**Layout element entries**
▶
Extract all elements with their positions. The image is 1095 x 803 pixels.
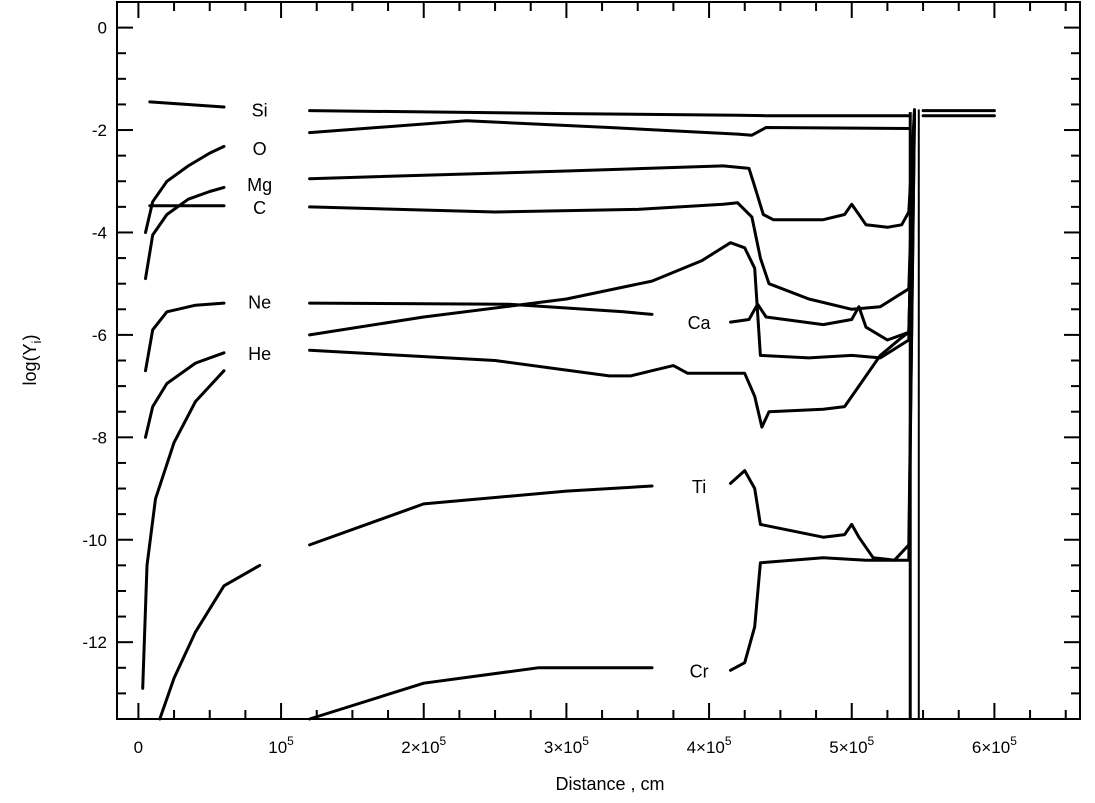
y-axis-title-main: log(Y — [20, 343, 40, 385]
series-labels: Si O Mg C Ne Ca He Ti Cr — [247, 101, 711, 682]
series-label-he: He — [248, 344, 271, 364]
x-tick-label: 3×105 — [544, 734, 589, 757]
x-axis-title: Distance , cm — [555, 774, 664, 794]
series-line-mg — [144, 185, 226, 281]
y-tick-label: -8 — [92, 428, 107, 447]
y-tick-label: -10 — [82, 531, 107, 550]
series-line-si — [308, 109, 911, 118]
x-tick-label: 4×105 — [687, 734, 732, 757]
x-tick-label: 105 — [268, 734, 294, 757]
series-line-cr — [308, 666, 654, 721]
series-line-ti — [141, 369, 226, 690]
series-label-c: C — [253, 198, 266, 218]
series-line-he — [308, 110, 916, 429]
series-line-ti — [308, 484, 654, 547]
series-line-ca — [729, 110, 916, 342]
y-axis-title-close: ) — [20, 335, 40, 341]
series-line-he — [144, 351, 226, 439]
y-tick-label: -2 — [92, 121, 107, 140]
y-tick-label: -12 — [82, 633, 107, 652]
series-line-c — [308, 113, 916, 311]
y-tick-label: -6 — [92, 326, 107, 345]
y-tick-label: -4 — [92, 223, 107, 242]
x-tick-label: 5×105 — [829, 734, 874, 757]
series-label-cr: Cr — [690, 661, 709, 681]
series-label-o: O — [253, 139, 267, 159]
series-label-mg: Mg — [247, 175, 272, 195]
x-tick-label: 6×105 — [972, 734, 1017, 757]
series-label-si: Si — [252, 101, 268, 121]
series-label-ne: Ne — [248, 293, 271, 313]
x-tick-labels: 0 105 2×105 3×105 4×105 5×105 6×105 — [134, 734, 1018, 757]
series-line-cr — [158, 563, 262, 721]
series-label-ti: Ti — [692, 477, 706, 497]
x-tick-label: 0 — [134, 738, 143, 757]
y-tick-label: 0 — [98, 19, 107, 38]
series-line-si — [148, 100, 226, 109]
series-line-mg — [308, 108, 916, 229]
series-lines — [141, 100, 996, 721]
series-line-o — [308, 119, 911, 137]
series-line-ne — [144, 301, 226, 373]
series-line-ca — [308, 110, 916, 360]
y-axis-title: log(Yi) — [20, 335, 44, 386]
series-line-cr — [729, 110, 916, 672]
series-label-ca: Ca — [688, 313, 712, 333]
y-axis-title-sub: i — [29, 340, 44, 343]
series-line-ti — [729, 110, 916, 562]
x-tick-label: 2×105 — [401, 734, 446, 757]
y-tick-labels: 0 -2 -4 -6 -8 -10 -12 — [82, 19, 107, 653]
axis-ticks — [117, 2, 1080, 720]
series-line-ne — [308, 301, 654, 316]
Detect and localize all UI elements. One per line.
◀
▶
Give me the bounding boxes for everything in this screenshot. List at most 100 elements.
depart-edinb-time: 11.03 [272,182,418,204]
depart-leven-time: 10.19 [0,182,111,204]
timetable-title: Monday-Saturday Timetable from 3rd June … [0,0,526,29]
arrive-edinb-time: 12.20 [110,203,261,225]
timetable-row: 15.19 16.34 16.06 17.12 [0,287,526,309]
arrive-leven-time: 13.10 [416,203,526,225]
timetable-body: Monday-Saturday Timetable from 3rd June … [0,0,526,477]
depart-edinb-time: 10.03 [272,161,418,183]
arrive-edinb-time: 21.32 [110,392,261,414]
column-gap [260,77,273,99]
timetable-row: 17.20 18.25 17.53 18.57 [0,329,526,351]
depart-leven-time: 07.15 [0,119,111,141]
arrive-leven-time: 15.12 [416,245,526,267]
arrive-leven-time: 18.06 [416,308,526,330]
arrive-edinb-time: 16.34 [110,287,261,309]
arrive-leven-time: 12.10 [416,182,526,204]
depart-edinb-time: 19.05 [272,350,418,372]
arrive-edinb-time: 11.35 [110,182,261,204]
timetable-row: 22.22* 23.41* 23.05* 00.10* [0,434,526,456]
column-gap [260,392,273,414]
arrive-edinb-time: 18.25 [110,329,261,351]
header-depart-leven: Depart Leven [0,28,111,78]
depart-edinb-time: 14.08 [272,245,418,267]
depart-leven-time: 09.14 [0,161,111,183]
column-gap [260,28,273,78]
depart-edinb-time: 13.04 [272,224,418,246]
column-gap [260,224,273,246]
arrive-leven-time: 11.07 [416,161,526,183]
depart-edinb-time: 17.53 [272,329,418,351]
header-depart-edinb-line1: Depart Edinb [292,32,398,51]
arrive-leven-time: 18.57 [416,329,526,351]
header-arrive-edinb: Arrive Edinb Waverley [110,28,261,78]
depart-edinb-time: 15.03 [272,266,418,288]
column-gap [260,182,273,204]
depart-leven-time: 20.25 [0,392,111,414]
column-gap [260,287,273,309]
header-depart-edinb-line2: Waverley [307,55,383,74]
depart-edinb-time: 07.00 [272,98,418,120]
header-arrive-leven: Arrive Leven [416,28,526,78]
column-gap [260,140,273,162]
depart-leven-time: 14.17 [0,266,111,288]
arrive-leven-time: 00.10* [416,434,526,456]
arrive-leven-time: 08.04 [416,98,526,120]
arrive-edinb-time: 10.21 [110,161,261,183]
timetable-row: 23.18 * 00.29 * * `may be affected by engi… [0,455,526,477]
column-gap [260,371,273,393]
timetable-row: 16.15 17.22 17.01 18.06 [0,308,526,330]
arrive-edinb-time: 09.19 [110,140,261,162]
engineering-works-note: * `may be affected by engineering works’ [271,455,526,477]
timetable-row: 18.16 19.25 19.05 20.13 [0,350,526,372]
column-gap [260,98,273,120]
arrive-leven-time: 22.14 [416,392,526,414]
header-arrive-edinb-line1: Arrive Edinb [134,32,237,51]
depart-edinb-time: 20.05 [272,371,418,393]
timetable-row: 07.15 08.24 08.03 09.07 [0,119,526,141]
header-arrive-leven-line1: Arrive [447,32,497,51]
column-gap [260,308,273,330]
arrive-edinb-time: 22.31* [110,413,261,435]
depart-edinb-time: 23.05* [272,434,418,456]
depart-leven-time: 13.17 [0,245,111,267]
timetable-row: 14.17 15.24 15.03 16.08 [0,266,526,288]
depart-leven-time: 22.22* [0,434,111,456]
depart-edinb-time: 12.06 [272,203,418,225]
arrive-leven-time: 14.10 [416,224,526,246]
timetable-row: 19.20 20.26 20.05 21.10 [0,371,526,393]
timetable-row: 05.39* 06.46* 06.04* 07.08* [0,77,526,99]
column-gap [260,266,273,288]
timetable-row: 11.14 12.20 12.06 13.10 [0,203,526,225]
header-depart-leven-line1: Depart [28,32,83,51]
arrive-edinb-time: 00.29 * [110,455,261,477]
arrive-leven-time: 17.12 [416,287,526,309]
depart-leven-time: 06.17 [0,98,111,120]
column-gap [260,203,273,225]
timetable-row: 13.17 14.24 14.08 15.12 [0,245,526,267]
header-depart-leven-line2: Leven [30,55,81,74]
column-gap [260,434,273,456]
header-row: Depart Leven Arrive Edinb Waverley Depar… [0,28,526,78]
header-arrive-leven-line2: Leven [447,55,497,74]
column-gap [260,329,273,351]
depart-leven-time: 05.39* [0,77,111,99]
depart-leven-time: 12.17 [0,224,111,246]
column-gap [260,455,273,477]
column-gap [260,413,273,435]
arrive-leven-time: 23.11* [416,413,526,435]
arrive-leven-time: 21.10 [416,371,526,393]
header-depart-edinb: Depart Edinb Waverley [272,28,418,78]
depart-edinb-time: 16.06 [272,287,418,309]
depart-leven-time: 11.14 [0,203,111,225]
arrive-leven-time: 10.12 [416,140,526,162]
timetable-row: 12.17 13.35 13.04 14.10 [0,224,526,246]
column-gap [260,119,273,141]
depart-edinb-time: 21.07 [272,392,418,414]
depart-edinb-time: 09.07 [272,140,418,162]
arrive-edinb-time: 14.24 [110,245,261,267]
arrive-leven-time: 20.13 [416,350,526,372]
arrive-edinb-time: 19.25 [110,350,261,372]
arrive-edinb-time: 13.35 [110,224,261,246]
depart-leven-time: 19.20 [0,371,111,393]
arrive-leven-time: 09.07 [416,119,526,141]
◀
Reproduce the listing verbatim, beginning at the line that contains "Give me the" and stopping after the line that contains "arrive-edinb-time: 11.35 [110,182,261,204]".

Give me the bounding boxes for everything in this screenshot. List at most 100 elements.
depart-edinb-time: 11.03 [272,182,418,204]
depart-leven-time: 10.19 [0,182,111,204]
timetable-title: Monday-Saturday Timetable from 3rd June … [0,0,526,29]
arrive-edinb-time: 12.20 [110,203,261,225]
timetable-row: 15.19 16.34 16.06 17.12 [0,287,526,309]
arrive-leven-time: 13.10 [416,203,526,225]
timetable-body: Monday-Saturday Timetable from 3rd June … [0,0,526,477]
depart-edinb-time: 10.03 [272,161,418,183]
arrive-edinb-time: 21.32 [110,392,261,414]
column-gap [260,77,273,99]
timetable-row: 17.20 18.25 17.53 18.57 [0,329,526,351]
depart-leven-time: 07.15 [0,119,111,141]
arrive-leven-time: 15.12 [416,245,526,267]
arrive-leven-time: 18.06 [416,308,526,330]
arrive-edinb-time: 16.34 [110,287,261,309]
arrive-leven-time: 12.10 [416,182,526,204]
depart-edinb-time: 19.05 [272,350,418,372]
arrive-edinb-time: 11.35 [110,182,261,204]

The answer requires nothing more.